Start
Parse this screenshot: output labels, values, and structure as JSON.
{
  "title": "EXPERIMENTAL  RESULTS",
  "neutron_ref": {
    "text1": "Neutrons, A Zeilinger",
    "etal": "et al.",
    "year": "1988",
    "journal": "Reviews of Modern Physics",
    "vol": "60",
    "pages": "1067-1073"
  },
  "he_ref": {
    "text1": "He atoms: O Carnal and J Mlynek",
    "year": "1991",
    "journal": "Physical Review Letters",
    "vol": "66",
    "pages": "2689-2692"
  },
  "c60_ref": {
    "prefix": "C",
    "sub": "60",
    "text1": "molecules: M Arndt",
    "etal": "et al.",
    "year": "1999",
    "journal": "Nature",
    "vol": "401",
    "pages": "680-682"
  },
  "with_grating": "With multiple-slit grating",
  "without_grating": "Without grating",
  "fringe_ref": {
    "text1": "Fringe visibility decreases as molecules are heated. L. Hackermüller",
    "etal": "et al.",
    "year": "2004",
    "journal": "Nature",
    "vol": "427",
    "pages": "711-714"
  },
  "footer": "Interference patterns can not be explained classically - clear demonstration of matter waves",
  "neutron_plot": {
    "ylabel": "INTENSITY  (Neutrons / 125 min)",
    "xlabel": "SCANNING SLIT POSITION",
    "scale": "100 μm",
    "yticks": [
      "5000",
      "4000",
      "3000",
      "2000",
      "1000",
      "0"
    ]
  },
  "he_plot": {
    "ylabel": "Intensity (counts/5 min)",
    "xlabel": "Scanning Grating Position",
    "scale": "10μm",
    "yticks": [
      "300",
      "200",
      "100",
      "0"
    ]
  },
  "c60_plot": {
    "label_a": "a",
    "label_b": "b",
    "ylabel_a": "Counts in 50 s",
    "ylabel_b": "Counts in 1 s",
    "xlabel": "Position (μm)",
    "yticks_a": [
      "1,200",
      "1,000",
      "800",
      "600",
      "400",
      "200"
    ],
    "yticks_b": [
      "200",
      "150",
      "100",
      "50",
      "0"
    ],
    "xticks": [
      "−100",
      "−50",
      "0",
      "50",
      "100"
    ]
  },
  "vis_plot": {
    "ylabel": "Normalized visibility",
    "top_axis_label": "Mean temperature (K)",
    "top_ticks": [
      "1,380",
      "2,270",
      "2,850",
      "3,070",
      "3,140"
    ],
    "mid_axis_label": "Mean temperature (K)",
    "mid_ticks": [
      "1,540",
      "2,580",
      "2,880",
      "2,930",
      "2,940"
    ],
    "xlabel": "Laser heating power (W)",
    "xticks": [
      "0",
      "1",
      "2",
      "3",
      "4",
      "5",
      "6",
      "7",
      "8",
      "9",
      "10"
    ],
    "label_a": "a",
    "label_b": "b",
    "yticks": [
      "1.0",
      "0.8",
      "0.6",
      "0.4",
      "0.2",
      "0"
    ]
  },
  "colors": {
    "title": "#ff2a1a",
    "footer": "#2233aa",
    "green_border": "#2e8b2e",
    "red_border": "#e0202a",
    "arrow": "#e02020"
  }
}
End
# REQUIRED TASK
Make a list of all lines in the data that contain "temperature".

# RESPONSE
    "top_axis_label": "Mean temperature (K)",
    "mid_axis_label": "Mean temperature (K)",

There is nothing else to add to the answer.